▶ The problem
Exactly as written, print each record in the listing.

▶ Information shown
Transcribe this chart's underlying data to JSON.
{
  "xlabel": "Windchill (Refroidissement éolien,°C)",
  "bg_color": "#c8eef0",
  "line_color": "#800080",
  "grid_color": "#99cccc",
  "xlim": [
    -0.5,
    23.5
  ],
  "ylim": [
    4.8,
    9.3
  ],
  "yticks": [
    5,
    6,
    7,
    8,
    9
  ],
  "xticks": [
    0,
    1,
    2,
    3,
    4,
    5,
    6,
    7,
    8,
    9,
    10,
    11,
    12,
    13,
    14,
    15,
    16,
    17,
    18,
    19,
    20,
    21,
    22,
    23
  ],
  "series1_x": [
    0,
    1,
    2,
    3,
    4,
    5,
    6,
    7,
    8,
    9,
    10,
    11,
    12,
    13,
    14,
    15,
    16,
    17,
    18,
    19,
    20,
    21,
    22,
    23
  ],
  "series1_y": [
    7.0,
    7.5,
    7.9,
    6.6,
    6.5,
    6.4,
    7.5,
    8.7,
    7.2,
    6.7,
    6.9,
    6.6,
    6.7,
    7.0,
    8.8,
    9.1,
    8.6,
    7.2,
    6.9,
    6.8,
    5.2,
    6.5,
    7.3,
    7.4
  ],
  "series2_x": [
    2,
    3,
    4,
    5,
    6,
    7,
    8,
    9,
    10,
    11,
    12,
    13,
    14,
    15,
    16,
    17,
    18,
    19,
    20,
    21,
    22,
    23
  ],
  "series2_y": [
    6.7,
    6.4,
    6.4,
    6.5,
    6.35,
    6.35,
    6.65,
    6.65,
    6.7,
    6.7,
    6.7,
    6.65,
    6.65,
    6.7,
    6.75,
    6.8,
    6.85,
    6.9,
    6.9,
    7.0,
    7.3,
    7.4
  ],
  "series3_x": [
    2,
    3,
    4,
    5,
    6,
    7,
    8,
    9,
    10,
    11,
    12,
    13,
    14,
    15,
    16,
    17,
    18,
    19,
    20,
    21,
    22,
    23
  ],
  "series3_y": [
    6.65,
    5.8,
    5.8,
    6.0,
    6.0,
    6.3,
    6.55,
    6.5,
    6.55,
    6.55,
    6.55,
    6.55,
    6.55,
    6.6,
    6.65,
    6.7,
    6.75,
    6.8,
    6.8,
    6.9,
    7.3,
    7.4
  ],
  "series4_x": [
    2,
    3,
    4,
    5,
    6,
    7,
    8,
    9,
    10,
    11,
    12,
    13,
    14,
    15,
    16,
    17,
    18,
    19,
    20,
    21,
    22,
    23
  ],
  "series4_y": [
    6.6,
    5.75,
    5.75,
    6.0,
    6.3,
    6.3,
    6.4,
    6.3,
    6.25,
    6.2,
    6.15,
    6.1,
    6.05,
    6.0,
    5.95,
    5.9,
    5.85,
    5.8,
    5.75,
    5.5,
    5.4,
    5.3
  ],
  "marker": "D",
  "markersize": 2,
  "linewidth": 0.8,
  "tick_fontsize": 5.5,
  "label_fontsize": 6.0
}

▶ Solution for this problem
Transcribe this chart's underlying data to JSON.
{
  "xlabel": "Windchill (Refroidissement éolien,°C)",
  "bg_color": "#c8eef0",
  "line_color": "#800080",
  "grid_color": "#99cccc",
  "xlim": [
    -0.5,
    23.5
  ],
  "ylim": [
    4.8,
    9.3
  ],
  "yticks": [
    5,
    6,
    7,
    8,
    9
  ],
  "xticks": [
    0,
    1,
    2,
    3,
    4,
    5,
    6,
    7,
    8,
    9,
    10,
    11,
    12,
    13,
    14,
    15,
    16,
    17,
    18,
    19,
    20,
    21,
    22,
    23
  ],
  "series1_x": [
    0,
    1,
    2,
    3,
    4,
    5,
    6,
    7,
    8,
    9,
    10,
    11,
    12,
    13,
    14,
    15,
    16,
    17,
    18,
    19,
    20,
    21,
    22,
    23
  ],
  "series1_y": [
    7.0,
    7.5,
    7.9,
    6.6,
    6.5,
    6.4,
    7.5,
    8.7,
    7.2,
    6.7,
    6.9,
    6.6,
    6.7,
    7.0,
    8.8,
    9.1,
    8.6,
    7.2,
    6.9,
    6.8,
    5.2,
    6.5,
    7.3,
    7.4
  ],
  "series2_x": [
    2,
    3,
    4,
    5,
    6,
    7,
    8,
    9,
    10,
    11,
    12,
    13,
    14,
    15,
    16,
    17,
    18,
    19,
    20,
    21,
    22,
    23
  ],
  "series2_y": [
    6.7,
    6.4,
    6.4,
    6.5,
    6.35,
    6.35,
    6.65,
    6.65,
    6.7,
    6.7,
    6.7,
    6.65,
    6.65,
    6.7,
    6.75,
    6.8,
    6.85,
    6.9,
    6.9,
    7.0,
    7.3,
    7.4
  ],
  "series3_x": [
    2,
    3,
    4,
    5,
    6,
    7,
    8,
    9,
    10,
    11,
    12,
    13,
    14,
    15,
    16,
    17,
    18,
    19,
    20,
    21,
    22,
    23
  ],
  "series3_y": [
    6.65,
    5.8,
    5.8,
    6.0,
    6.0,
    6.3,
    6.55,
    6.5,
    6.55,
    6.55,
    6.55,
    6.55,
    6.55,
    6.6,
    6.65,
    6.7,
    6.75,
    6.8,
    6.8,
    6.9,
    7.3,
    7.4
  ],
  "series4_x": [
    2,
    3,
    4,
    5,
    6,
    7,
    8,
    9,
    10,
    11,
    12,
    13,
    14,
    15,
    16,
    17,
    18,
    19,
    20,
    21,
    22,
    23
  ],
  "series4_y": [
    6.6,
    5.75,
    5.75,
    6.0,
    6.3,
    6.3,
    6.4,
    6.3,
    6.25,
    6.2,
    6.15,
    6.1,
    6.05,
    6.0,
    5.95,
    5.9,
    5.85,
    5.8,
    5.75,
    5.5,
    5.4,
    5.3
  ],
  "marker": "D",
  "markersize": 2,
  "linewidth": 0.8,
  "tick_fontsize": 5.5,
  "label_fontsize": 6.0
}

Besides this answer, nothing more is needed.